## Work to complete
Gather all lines with the word "projectile" in them.

## Records for processing
---+---

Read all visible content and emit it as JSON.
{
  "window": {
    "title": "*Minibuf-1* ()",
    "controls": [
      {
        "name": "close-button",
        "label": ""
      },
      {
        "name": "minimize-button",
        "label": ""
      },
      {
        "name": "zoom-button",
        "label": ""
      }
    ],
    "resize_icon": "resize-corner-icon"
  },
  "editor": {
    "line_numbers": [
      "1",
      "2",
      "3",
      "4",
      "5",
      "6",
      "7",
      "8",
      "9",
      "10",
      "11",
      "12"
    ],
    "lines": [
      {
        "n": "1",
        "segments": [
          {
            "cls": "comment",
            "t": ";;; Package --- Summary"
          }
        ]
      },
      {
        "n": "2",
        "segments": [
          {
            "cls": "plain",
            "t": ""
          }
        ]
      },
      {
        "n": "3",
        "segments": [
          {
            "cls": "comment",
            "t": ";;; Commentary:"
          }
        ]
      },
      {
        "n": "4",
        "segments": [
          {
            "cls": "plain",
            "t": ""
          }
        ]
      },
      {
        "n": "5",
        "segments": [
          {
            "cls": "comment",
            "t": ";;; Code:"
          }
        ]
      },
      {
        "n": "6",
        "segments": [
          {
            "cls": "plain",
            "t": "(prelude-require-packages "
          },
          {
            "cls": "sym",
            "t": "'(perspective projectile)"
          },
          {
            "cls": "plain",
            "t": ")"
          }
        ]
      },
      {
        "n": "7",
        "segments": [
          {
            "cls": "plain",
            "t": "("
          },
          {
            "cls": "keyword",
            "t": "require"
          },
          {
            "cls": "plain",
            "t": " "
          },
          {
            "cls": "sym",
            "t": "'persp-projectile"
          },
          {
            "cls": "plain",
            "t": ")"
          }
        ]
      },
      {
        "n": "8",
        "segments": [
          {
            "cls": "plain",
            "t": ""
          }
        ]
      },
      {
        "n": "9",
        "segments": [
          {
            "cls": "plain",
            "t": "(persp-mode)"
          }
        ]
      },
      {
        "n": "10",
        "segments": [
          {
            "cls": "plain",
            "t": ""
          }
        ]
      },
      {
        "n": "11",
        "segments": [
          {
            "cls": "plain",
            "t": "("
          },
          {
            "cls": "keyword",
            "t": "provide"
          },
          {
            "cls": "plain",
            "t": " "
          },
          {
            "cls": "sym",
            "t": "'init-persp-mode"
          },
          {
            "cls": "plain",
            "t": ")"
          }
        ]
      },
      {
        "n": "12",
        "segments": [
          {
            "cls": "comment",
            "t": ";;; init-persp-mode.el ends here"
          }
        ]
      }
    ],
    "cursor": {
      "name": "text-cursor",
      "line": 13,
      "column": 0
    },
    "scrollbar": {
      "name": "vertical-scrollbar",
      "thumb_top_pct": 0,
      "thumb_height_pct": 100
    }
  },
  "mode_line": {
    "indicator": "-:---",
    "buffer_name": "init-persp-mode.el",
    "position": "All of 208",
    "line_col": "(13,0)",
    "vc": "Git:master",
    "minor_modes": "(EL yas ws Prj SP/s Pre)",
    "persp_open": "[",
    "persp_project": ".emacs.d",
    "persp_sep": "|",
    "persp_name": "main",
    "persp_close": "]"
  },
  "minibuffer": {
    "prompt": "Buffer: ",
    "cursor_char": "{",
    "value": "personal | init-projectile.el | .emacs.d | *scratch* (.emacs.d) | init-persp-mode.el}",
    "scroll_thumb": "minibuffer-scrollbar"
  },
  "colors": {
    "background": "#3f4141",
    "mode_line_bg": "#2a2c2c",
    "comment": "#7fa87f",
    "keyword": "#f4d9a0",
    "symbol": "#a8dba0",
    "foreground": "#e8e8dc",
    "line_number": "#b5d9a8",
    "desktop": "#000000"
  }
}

---+---

## Output for this task
            "t": "'(perspective projectile)"
            "t": "'persp-projectile"
    "value": "personal | init-projectile.el | .emacs.d | *scratch* (.emacs.d) | init-persp-mode.el}",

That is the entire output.